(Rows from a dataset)
· · ·

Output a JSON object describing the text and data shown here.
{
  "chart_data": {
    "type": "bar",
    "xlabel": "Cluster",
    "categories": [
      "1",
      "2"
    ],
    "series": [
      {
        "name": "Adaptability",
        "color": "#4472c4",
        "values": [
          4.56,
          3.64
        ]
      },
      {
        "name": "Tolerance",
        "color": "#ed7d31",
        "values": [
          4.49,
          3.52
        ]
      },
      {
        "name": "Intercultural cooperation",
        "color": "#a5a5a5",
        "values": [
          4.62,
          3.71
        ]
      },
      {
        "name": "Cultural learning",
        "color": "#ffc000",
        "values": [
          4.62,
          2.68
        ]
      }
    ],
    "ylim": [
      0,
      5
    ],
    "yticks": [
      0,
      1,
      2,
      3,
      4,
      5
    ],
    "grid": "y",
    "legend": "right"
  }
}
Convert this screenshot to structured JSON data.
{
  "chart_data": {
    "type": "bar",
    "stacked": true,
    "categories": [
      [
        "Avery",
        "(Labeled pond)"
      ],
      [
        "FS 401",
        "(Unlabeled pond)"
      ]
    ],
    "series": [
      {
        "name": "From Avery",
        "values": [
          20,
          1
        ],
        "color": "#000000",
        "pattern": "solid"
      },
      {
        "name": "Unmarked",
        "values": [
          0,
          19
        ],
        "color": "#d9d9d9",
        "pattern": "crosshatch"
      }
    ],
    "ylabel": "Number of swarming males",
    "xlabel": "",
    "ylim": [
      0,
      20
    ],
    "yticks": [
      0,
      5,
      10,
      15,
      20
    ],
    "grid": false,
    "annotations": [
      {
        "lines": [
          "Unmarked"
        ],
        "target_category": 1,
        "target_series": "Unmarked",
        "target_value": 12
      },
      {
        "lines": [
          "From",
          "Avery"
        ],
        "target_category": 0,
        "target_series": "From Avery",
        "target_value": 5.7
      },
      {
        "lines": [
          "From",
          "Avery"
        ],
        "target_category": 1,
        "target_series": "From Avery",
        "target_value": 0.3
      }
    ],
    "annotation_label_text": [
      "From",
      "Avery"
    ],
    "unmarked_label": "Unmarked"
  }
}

· · ·

Copy out every entry again, exactly as it was given.

SOLUTION FOR THIS EXERCISE.
Output a JSON object describing the text and data shown here.
{
  "chart_data": {
    "type": "bar",
    "xlabel": "Cluster",
    "categories": [
      "1",
      "2"
    ],
    "series": [
      {
        "name": "Adaptability",
        "color": "#4472c4",
        "values": [
          4.56,
          3.64
        ]
      },
      {
        "name": "Tolerance",
        "color": "#ed7d31",
        "values": [
          4.49,
          3.52
        ]
      },
      {
        "name": "Intercultural cooperation",
        "color": "#a5a5a5",
        "values": [
          4.62,
          3.71
        ]
      },
      {
        "name": "Cultural learning",
        "color": "#ffc000",
        "values": [
          4.62,
          2.68
        ]
      }
    ],
    "ylim": [
      0,
      5
    ],
    "yticks": [
      0,
      1,
      2,
      3,
      4,
      5
    ],
    "grid": "y",
    "legend": "right"
  }
}
Convert this screenshot to structured JSON data.
{
  "chart_data": {
    "type": "bar",
    "stacked": true,
    "categories": [
      [
        "Avery",
        "(Labeled pond)"
      ],
      [
        "FS 401",
        "(Unlabeled pond)"
      ]
    ],
    "series": [
      {
        "name": "From Avery",
        "values": [
          20,
          1
        ],
        "color": "#000000",
        "pattern": "solid"
      },
      {
        "name": "Unmarked",
        "values": [
          0,
          19
        ],
        "color": "#d9d9d9",
        "pattern": "crosshatch"
      }
    ],
    "ylabel": "Number of swarming males",
    "xlabel": "",
    "ylim": [
      0,
      20
    ],
    "yticks": [
      0,
      5,
      10,
      15,
      20
    ],
    "grid": false,
    "annotations": [
      {
        "lines": [
          "Unmarked"
        ],
        "target_category": 1,
        "target_series": "Unmarked",
        "target_value": 12
      },
      {
        "lines": [
          "From",
          "Avery"
        ],
        "target_category": 0,
        "target_series": "From Avery",
        "target_value": 5.7
      },
      {
        "lines": [
          "From",
          "Avery"
        ],
        "target_category": 1,
        "target_series": "From Avery",
        "target_value": 0.3
      }
    ],
    "annotation_label_text": [
      "From",
      "Avery"
    ],
    "unmarked_label": "Unmarked"
  }
}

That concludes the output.